◆ **Short task**
Copy out each line of the material below that holds the string "التجارة".
──────── Input records ────────
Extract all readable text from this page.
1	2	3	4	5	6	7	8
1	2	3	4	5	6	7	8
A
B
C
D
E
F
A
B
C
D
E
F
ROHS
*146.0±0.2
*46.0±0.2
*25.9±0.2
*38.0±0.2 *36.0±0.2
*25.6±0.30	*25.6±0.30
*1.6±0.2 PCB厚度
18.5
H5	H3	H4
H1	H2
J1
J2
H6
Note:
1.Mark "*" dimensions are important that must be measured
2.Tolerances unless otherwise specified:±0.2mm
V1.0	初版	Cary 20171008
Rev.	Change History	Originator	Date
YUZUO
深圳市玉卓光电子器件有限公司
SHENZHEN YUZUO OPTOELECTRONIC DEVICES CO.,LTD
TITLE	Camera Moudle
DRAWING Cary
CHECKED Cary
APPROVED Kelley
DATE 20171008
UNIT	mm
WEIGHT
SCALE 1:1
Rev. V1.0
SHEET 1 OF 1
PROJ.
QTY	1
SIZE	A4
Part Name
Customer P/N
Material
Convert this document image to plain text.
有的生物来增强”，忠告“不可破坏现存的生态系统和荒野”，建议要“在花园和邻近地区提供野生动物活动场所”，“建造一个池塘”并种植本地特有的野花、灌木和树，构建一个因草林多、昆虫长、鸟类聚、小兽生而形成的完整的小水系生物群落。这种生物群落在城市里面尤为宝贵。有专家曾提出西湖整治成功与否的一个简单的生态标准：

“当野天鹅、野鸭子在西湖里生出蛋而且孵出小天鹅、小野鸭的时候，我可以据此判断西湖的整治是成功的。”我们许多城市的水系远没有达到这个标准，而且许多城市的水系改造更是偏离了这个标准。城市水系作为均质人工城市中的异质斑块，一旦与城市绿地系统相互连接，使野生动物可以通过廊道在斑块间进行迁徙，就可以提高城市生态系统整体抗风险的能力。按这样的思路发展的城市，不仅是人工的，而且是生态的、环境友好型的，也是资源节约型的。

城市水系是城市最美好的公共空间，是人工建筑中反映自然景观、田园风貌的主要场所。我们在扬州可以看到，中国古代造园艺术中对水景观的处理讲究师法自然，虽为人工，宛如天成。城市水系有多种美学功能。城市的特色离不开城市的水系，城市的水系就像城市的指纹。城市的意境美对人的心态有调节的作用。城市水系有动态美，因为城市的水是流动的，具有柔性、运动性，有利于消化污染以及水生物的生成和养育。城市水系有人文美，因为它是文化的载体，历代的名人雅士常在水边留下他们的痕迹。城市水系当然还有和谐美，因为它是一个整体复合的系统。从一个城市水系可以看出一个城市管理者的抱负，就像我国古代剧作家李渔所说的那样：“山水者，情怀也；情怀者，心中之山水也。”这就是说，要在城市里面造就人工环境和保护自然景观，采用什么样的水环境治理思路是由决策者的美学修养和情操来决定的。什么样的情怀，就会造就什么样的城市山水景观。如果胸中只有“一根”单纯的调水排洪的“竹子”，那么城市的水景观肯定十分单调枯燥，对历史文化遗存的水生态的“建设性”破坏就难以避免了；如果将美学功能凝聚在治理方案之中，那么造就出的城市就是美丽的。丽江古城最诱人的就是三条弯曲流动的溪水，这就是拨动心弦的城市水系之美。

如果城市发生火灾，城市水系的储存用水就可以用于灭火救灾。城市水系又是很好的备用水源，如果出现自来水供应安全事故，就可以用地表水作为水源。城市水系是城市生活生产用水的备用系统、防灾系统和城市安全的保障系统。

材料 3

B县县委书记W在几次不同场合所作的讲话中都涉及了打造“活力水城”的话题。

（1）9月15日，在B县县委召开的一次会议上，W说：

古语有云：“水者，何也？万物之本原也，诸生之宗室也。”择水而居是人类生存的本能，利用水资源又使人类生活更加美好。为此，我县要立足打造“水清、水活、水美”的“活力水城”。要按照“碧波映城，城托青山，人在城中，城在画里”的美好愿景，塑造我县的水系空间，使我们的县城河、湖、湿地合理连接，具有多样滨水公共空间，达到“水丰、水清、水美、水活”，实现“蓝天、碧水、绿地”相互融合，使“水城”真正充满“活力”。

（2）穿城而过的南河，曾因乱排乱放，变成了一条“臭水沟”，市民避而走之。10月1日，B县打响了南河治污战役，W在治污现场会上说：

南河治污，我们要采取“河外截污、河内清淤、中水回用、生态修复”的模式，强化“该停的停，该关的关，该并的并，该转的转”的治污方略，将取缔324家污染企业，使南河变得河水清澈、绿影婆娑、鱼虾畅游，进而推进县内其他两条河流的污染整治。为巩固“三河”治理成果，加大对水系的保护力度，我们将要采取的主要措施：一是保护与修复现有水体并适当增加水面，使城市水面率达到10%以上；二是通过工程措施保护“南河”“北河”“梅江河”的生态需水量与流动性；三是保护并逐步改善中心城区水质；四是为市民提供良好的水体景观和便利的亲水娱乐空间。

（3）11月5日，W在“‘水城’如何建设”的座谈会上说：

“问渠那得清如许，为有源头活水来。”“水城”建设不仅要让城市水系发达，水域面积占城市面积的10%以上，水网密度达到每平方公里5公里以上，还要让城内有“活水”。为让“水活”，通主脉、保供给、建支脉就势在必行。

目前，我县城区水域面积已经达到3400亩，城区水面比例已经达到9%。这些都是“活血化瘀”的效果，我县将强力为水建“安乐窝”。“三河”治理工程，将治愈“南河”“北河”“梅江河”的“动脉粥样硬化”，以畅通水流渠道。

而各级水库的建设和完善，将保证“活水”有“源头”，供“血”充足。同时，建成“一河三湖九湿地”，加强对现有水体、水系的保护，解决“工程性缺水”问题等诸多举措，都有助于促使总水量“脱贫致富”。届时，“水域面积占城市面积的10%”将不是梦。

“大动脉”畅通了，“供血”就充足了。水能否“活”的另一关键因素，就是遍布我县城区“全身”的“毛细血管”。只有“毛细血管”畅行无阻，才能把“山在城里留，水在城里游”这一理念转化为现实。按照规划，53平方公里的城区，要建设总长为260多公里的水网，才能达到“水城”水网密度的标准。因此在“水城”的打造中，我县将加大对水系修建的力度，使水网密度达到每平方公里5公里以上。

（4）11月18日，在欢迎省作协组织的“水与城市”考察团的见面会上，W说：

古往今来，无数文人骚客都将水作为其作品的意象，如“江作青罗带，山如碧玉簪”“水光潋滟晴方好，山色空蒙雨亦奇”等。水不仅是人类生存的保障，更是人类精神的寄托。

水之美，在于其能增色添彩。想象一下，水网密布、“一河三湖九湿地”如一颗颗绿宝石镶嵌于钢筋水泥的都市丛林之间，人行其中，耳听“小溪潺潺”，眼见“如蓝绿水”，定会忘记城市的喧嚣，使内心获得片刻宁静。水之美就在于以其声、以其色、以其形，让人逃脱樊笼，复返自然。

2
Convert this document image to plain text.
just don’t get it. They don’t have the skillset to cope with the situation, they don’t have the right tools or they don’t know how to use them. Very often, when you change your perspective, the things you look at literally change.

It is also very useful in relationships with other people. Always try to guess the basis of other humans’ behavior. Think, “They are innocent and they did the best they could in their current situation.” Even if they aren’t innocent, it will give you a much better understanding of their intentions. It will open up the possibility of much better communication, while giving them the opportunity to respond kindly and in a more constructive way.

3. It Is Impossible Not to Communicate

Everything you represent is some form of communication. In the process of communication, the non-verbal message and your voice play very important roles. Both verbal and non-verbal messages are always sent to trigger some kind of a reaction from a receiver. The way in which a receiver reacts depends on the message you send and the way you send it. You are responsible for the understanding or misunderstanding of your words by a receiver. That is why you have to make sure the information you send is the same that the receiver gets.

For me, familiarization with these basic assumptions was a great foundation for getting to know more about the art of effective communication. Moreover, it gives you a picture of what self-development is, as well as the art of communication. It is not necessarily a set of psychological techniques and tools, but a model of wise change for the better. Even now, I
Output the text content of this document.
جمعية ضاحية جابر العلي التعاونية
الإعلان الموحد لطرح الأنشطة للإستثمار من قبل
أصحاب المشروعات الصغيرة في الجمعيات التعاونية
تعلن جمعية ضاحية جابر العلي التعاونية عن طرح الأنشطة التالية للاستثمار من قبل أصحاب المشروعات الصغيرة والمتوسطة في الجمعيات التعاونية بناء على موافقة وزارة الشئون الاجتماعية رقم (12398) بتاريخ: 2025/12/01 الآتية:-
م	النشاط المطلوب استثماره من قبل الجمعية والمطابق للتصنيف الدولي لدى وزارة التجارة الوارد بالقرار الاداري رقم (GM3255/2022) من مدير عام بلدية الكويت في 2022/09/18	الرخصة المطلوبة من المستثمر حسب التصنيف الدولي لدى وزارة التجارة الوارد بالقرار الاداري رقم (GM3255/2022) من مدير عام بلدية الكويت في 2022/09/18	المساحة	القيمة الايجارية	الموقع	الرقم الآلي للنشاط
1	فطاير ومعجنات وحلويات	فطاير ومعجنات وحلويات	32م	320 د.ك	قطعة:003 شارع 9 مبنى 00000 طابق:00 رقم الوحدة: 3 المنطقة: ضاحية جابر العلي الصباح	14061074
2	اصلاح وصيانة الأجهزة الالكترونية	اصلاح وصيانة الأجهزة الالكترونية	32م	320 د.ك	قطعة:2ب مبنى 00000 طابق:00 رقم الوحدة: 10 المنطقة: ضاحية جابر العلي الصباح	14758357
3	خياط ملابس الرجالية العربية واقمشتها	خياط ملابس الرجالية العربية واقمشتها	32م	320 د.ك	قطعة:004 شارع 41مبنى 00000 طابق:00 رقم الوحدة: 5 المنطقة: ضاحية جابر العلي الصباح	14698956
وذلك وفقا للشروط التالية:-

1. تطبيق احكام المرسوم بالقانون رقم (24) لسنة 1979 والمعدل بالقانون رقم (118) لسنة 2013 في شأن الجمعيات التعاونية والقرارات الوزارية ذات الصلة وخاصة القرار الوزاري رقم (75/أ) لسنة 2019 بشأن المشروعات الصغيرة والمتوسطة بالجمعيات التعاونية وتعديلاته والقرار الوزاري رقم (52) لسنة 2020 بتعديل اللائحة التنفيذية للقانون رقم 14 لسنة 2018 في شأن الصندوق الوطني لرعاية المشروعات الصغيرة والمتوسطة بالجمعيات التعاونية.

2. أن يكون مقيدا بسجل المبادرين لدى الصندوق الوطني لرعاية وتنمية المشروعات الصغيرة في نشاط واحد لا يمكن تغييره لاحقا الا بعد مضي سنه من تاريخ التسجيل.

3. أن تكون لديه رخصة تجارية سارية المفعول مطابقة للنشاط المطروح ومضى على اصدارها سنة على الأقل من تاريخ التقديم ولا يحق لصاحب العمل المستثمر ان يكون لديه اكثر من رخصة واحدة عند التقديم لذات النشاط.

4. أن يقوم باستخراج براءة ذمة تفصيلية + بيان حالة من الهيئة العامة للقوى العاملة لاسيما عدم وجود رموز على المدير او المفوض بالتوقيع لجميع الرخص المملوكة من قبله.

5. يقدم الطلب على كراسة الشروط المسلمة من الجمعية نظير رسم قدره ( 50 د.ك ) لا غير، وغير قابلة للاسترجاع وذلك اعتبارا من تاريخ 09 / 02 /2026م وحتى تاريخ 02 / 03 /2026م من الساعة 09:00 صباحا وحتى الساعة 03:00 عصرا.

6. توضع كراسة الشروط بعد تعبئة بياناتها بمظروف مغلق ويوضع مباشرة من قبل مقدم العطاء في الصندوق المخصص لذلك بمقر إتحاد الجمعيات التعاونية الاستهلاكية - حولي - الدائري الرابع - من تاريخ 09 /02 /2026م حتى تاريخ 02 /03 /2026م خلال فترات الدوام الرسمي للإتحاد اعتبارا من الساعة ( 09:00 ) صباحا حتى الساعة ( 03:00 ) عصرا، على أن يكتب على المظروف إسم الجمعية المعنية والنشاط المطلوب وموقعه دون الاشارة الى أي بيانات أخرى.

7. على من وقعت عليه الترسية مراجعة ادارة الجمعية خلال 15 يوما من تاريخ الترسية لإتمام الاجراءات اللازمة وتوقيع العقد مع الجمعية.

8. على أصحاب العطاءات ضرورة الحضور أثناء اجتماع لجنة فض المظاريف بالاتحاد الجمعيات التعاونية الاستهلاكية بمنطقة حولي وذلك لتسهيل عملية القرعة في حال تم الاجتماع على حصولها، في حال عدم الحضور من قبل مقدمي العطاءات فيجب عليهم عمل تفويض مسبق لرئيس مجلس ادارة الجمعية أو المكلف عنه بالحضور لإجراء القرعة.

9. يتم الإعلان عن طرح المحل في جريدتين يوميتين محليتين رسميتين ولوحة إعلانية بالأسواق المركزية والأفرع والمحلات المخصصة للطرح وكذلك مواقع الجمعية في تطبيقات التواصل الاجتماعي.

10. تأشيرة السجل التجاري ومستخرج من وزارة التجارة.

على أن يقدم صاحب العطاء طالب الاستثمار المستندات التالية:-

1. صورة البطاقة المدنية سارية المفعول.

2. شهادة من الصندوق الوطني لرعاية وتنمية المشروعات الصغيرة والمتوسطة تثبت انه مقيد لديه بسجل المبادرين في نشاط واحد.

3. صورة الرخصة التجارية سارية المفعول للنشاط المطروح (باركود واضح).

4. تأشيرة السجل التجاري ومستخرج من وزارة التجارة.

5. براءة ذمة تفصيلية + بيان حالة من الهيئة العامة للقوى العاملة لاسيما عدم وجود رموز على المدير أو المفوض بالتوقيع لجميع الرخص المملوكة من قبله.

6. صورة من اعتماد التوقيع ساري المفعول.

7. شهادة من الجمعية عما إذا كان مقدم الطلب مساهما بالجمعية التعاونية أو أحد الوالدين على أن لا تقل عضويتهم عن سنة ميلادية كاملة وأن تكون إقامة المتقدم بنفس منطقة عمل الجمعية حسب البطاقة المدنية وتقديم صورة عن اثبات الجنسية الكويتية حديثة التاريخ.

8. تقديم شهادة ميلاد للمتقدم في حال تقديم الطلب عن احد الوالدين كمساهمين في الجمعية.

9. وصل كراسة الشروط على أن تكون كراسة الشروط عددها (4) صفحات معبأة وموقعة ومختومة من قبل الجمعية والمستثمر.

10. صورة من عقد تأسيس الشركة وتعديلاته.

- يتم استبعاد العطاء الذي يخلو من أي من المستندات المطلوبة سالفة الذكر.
────────
◆ **Correct answer**
م	النشاط المطلوب استثماره من قبل الجمعية والمطابق للتصنيف الدولي لدى وزارة التجارة الوارد بالقرار الاداري رقم (GM3255/2022) من مدير عام بلدية الكويت في 2022/09/18	الرخصة المطلوبة من المستثمر حسب التصنيف الدولي لدى وزارة التجارة الوارد بالقرار الاداري رقم (GM3255/2022) من مدير عام بلدية الكويت في 2022/09/18	المساحة	القيمة الايجارية	الموقع	الرقم الآلي للنشاط
10. تأشيرة السجل التجاري ومستخرج من وزارة التجارة.
4. تأشيرة السجل التجاري ومستخرج من وزارة التجارة.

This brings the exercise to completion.